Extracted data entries
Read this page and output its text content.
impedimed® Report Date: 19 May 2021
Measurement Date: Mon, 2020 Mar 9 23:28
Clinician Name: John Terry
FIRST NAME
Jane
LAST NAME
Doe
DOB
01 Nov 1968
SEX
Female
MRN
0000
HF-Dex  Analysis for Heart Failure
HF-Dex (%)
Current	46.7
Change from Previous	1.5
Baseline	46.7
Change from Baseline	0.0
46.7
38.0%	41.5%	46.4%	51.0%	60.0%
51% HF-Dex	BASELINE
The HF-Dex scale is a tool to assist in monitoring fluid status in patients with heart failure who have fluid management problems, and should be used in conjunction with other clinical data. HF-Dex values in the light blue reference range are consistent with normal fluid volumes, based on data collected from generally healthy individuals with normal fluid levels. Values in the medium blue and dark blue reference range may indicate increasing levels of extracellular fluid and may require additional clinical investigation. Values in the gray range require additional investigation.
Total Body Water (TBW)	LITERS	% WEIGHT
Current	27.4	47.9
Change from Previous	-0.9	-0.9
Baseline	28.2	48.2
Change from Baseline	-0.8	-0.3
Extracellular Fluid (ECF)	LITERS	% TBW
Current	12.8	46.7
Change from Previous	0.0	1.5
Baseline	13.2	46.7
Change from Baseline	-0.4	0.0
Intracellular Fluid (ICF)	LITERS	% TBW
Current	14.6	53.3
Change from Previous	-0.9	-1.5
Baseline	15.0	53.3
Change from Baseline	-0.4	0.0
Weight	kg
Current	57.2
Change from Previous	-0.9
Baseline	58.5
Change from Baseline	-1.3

• _DIRECTIONS FOR THIS TASK_: The answer should be the full set of records, reproduced exactly.

• _EXERCISE SOLUTION_:
Read this page and output its text content.
impedimed® Report Date: 19 May 2021
Measurement Date: Mon, 2020 Mar 9 23:28
Clinician Name: John Terry
FIRST NAME
Jane
LAST NAME
Doe
DOB
01 Nov 1968
SEX
Female
MRN
0000
HF-Dex  Analysis for Heart Failure
HF-Dex (%)
Current	46.7
Change from Previous	1.5
Baseline	46.7
Change from Baseline	0.0
46.7
38.0%	41.5%	46.4%	51.0%	60.0%
51% HF-Dex	BASELINE
The HF-Dex scale is a tool to assist in monitoring fluid status in patients with heart failure who have fluid management problems, and should be used in conjunction with other clinical data. HF-Dex values in the light blue reference range are consistent with normal fluid volumes, based on data collected from generally healthy individuals with normal fluid levels. Values in the medium blue and dark blue reference range may indicate increasing levels of extracellular fluid and may require additional clinical investigation. Values in the gray range require additional investigation.
Total Body Water (TBW)	LITERS	% WEIGHT
Current	27.4	47.9
Change from Previous	-0.9	-0.9
Baseline	28.2	48.2
Change from Baseline	-0.8	-0.3
Extracellular Fluid (ECF)	LITERS	% TBW
Current	12.8	46.7
Change from Previous	0.0	1.5
Baseline	13.2	46.7
Change from Baseline	-0.4	0.0
Intracellular Fluid (ICF)	LITERS	% TBW
Current	14.6	53.3
Change from Previous	-0.9	-1.5
Baseline	15.0	53.3
Change from Baseline	-0.4	0.0
Weight	kg
Current	57.2
Change from Previous	-0.9
Baseline	58.5
Change from Baseline	-1.3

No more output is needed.